What you should do
Out of the lines below, please list those that hold the string "this".

Material provided

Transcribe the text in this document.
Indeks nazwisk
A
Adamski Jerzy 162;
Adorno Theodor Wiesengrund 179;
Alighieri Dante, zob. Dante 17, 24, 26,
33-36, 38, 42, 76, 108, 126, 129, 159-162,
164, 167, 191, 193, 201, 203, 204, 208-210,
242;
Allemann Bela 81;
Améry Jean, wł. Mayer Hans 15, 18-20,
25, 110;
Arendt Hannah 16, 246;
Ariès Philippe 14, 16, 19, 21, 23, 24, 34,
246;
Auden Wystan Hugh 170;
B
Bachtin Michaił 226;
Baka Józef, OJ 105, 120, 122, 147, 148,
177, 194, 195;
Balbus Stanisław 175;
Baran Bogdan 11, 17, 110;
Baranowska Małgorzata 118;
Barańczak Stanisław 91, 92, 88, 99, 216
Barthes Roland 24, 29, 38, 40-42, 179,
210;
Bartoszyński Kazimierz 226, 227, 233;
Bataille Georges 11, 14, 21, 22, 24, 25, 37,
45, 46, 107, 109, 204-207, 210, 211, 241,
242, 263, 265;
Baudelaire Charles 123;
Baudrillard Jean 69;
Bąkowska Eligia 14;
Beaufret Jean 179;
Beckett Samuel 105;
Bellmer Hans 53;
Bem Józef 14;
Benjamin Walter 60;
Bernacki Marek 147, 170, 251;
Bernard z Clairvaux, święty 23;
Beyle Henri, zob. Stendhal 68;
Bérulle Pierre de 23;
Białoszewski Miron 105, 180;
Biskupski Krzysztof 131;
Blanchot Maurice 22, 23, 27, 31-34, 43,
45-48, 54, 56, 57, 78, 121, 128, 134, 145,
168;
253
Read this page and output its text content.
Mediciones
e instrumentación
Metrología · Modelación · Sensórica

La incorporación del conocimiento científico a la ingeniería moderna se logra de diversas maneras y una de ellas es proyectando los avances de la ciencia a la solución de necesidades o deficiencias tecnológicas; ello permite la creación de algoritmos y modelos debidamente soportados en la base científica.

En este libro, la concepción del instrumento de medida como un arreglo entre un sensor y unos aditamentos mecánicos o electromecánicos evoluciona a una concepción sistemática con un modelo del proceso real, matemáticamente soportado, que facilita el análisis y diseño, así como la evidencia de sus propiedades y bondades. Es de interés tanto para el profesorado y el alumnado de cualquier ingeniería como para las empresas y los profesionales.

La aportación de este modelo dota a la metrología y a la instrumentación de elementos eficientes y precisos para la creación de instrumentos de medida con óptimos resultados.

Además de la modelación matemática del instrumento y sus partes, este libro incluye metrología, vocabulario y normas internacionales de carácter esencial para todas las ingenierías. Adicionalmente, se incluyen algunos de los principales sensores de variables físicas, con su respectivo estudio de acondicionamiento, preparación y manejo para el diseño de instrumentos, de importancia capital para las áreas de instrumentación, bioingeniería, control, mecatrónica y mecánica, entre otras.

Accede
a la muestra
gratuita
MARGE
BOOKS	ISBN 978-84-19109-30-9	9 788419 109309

The answer
Transcribe the text in this document.
Read this page and output its text content.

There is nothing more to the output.